--- start MATERIAL FOR THIS EXERCISE ---

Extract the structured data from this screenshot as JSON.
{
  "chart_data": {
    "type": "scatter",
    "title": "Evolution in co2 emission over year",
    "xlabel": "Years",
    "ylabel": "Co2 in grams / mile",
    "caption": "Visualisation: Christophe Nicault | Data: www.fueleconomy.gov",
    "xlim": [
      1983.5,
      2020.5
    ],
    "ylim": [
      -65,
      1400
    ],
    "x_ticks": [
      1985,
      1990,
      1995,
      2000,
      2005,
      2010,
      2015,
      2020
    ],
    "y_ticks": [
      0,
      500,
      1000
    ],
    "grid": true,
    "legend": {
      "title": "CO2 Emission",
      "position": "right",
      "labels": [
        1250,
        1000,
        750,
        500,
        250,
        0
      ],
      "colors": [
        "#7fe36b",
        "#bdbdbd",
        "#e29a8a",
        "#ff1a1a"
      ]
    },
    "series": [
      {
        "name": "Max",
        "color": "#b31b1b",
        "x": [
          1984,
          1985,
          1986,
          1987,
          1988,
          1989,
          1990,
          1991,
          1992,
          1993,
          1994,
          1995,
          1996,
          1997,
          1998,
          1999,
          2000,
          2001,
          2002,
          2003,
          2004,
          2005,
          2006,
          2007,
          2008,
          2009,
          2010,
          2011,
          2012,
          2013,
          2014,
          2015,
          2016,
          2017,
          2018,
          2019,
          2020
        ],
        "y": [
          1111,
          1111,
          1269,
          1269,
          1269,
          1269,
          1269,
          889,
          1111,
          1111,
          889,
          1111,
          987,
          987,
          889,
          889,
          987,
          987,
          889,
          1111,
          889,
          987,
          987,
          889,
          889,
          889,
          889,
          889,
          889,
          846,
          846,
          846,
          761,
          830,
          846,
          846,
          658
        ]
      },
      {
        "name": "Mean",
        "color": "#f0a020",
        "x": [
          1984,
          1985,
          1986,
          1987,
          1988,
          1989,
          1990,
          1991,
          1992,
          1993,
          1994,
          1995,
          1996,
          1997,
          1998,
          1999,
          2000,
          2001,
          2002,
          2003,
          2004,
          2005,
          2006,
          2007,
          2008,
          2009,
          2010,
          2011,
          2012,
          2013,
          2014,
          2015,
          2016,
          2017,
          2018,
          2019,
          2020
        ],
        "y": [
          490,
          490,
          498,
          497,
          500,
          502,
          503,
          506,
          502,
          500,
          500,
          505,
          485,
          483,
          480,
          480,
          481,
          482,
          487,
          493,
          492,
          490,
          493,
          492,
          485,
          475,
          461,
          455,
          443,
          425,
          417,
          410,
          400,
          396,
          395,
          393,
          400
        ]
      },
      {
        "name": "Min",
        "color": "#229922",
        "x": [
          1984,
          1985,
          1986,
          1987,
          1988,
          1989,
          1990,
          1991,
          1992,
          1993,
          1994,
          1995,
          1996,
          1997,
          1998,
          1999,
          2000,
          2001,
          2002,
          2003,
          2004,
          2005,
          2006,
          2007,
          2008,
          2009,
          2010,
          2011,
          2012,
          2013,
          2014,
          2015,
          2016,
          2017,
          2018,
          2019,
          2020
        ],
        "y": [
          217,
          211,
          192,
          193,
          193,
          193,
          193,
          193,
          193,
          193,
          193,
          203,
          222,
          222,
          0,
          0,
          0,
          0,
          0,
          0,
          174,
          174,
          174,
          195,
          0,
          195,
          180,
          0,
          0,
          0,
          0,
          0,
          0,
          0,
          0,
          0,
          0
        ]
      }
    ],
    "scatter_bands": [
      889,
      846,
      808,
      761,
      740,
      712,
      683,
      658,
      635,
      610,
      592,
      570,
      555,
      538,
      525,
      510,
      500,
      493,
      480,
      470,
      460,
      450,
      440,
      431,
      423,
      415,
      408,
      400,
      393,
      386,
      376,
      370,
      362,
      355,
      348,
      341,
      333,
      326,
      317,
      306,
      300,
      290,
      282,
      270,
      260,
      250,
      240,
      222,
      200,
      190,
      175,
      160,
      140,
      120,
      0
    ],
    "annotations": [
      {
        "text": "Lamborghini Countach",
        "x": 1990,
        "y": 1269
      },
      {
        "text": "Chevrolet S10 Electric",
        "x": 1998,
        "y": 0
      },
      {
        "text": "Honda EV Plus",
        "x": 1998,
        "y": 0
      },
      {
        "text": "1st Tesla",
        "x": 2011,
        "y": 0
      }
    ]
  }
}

--- end MATERIAL FOR THIS EXERCISE ---

Copy each line of the data that contains the word "title".

    "title": "Evolution in co2 emission over year",
      "title": "CO2 Emission",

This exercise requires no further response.